● WHAT NEEDS TO BE DONE
All of the material below is to be repeated exactly.

----------

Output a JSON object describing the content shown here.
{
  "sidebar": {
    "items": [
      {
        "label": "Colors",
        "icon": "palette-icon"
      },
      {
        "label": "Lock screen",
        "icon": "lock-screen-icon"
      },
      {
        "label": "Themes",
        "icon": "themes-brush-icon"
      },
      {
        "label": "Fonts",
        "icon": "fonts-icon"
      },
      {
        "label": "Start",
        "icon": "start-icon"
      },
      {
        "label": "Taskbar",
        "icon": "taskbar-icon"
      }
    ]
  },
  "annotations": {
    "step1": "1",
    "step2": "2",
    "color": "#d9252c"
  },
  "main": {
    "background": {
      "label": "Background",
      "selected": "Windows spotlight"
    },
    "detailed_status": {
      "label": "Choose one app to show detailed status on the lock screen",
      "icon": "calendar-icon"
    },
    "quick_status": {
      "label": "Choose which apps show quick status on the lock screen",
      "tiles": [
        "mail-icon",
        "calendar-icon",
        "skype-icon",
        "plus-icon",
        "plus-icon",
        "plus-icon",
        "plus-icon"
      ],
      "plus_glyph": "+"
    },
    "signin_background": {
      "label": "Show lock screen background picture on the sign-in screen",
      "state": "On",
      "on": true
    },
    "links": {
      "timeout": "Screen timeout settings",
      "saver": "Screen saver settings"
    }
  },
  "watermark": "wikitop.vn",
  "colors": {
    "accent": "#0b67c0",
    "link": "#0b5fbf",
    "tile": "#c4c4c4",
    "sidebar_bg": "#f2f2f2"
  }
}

----------

● ANSWER BELOW
Output a JSON object describing the content shown here.
{
  "sidebar": {
    "items": [
      {
        "label": "Colors",
        "icon": "palette-icon"
      },
      {
        "label": "Lock screen",
        "icon": "lock-screen-icon"
      },
      {
        "label": "Themes",
        "icon": "themes-brush-icon"
      },
      {
        "label": "Fonts",
        "icon": "fonts-icon"
      },
      {
        "label": "Start",
        "icon": "start-icon"
      },
      {
        "label": "Taskbar",
        "icon": "taskbar-icon"
      }
    ]
  },
  "annotations": {
    "step1": "1",
    "step2": "2",
    "color": "#d9252c"
  },
  "main": {
    "background": {
      "label": "Background",
      "selected": "Windows spotlight"
    },
    "detailed_status": {
      "label": "Choose one app to show detailed status on the lock screen",
      "icon": "calendar-icon"
    },
    "quick_status": {
      "label": "Choose which apps show quick status on the lock screen",
      "tiles": [
        "mail-icon",
        "calendar-icon",
        "skype-icon",
        "plus-icon",
        "plus-icon",
        "plus-icon",
        "plus-icon"
      ],
      "plus_glyph": "+"
    },
    "signin_background": {
      "label": "Show lock screen background picture on the sign-in screen",
      "state": "On",
      "on": true
    },
    "links": {
      "timeout": "Screen timeout settings",
      "saver": "Screen saver settings"
    }
  },
  "watermark": "wikitop.vn",
  "colors": {
    "accent": "#0b67c0",
    "link": "#0b5fbf",
    "tile": "#c4c4c4",
    "sidebar_bg": "#f2f2f2"
  }
}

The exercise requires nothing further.